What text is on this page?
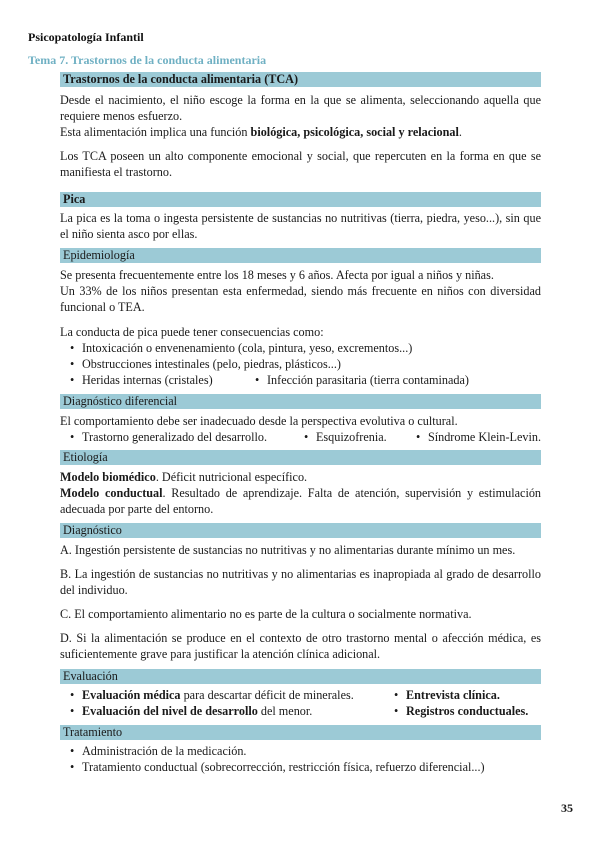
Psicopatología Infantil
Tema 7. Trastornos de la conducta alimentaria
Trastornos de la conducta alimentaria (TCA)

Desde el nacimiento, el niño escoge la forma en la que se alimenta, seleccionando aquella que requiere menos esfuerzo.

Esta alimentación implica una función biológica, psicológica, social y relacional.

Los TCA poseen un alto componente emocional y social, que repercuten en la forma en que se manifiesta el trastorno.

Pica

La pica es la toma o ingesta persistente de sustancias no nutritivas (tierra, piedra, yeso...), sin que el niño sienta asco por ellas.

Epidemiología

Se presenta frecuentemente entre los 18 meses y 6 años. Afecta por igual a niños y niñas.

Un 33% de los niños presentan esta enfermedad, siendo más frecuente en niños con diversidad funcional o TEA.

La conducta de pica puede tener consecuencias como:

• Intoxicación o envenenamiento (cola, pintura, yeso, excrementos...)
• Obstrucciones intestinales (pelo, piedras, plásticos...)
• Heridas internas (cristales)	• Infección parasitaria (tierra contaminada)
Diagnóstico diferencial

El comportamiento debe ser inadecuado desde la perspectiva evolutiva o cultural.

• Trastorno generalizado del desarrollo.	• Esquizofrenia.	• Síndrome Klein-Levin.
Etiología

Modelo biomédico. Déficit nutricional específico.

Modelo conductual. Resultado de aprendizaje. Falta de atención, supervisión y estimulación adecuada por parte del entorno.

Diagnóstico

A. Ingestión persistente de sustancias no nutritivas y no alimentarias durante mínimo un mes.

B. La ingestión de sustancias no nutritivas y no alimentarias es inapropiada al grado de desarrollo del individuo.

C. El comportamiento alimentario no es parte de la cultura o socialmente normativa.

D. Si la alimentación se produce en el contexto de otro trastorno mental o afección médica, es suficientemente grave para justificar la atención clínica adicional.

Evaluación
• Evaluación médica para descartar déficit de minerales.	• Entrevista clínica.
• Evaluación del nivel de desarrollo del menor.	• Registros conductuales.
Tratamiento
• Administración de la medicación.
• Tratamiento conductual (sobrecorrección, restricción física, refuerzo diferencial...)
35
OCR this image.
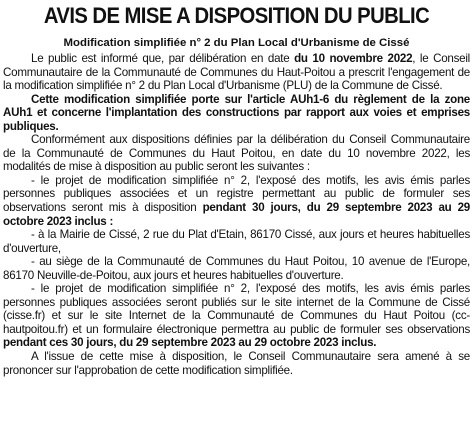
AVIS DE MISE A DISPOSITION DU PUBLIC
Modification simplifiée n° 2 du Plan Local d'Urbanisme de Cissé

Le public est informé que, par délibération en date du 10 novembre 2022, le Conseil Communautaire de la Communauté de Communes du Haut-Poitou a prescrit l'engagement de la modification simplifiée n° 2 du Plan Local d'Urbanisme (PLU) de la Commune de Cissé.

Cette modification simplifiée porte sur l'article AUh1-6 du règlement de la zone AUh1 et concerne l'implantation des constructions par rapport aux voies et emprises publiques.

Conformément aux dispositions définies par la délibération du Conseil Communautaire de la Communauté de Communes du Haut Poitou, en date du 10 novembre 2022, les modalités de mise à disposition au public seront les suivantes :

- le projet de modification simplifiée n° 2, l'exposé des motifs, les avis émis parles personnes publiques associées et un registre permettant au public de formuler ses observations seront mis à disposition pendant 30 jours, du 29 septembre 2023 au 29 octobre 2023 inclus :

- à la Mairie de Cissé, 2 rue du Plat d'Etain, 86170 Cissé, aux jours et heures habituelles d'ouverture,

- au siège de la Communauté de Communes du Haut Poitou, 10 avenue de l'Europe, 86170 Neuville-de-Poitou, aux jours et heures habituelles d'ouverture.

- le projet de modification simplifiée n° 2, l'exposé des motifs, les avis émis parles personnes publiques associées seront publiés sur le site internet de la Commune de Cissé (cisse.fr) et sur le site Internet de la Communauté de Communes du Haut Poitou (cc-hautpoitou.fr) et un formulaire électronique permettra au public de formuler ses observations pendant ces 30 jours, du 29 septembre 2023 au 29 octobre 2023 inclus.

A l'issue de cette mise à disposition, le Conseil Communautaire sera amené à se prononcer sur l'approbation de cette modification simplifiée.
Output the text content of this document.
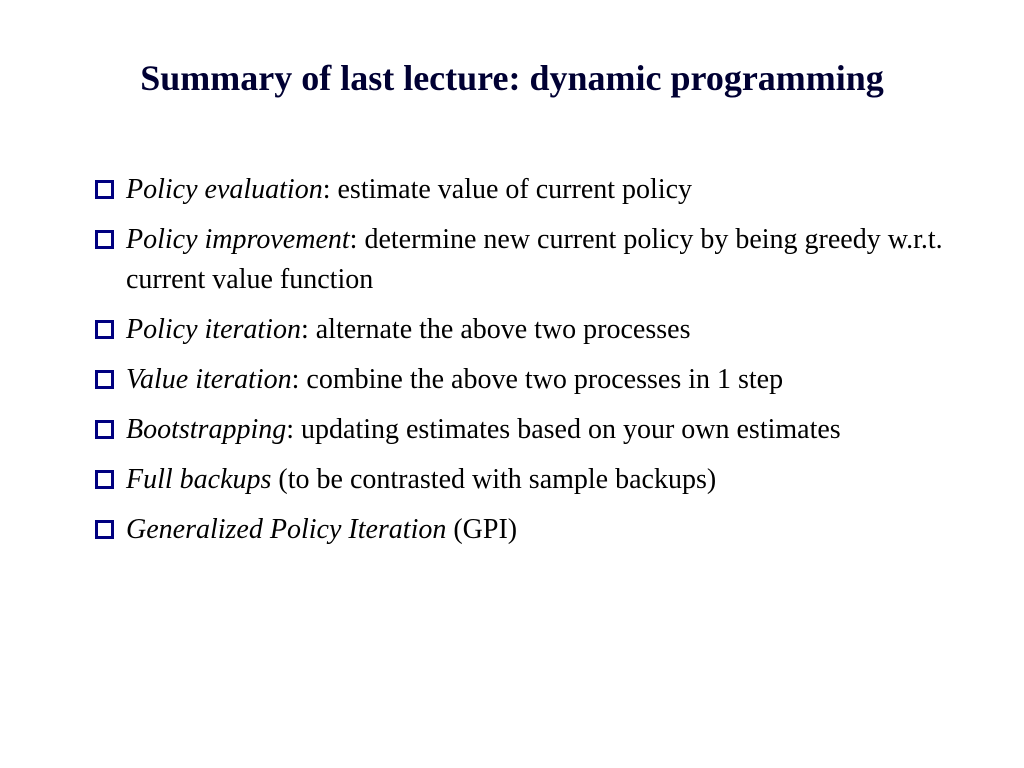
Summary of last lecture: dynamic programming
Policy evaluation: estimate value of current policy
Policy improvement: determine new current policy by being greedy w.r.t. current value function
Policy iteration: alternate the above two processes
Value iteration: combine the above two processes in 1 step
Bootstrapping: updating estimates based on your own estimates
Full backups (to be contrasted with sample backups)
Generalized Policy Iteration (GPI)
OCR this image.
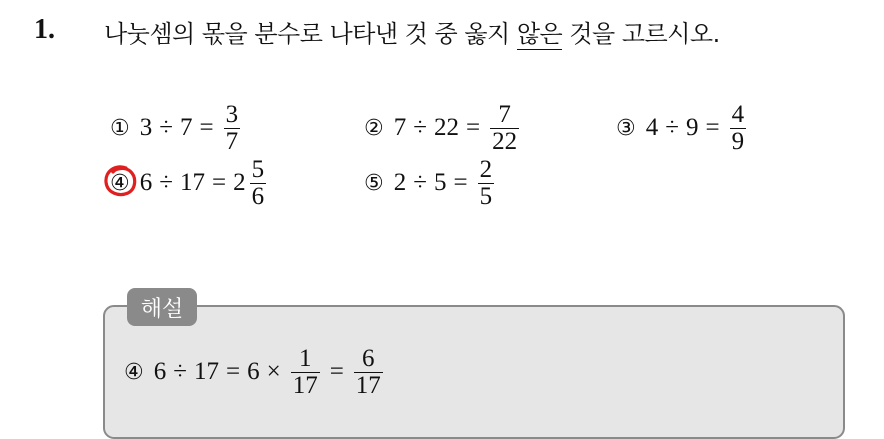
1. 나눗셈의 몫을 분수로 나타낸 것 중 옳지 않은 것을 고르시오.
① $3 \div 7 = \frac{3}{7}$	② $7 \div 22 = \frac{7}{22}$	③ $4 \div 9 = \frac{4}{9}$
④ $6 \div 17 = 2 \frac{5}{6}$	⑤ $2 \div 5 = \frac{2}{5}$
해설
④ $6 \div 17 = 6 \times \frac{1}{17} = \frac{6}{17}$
---
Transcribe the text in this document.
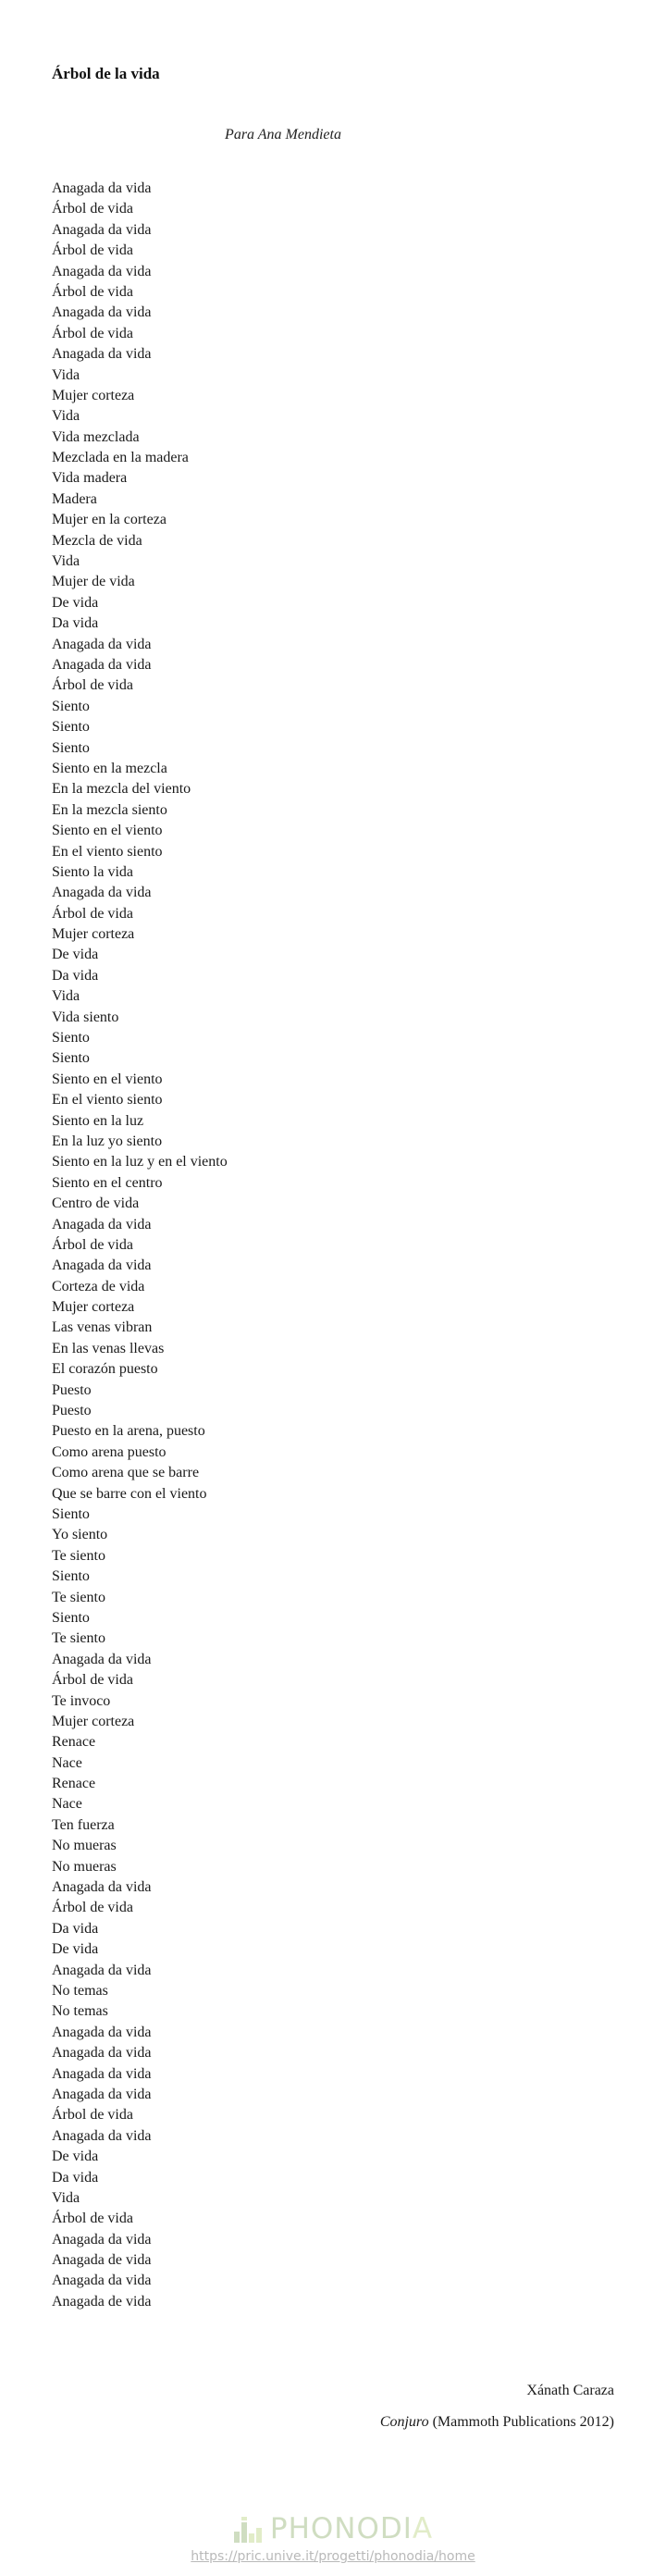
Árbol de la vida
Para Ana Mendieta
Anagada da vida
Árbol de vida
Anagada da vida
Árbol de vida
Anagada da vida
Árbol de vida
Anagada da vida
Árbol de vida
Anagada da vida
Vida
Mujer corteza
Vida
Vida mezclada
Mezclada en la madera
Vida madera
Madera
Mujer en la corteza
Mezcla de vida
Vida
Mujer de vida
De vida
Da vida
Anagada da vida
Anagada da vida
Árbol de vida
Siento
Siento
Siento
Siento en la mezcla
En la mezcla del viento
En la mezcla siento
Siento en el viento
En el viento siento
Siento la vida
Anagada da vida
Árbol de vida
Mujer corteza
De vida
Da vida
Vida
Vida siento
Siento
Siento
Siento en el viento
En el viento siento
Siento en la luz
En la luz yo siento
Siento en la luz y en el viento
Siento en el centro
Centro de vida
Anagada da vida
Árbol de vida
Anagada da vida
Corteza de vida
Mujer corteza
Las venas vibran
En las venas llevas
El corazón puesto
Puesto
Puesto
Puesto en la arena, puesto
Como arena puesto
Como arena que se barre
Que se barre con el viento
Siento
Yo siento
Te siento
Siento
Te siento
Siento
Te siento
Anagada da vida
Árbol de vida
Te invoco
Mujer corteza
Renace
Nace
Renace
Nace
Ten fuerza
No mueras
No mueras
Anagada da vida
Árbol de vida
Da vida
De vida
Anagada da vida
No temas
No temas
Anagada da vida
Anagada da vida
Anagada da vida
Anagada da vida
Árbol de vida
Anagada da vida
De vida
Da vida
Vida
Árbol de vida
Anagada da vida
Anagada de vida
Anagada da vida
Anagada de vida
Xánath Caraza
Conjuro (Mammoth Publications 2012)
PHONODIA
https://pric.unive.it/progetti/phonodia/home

WRITTEN REQUEST: Make a copy of each line that contains the string "arena".

WORKED ANSWER:
Puesto en la arena, puesto
Como arena puesto
Como arena que se barre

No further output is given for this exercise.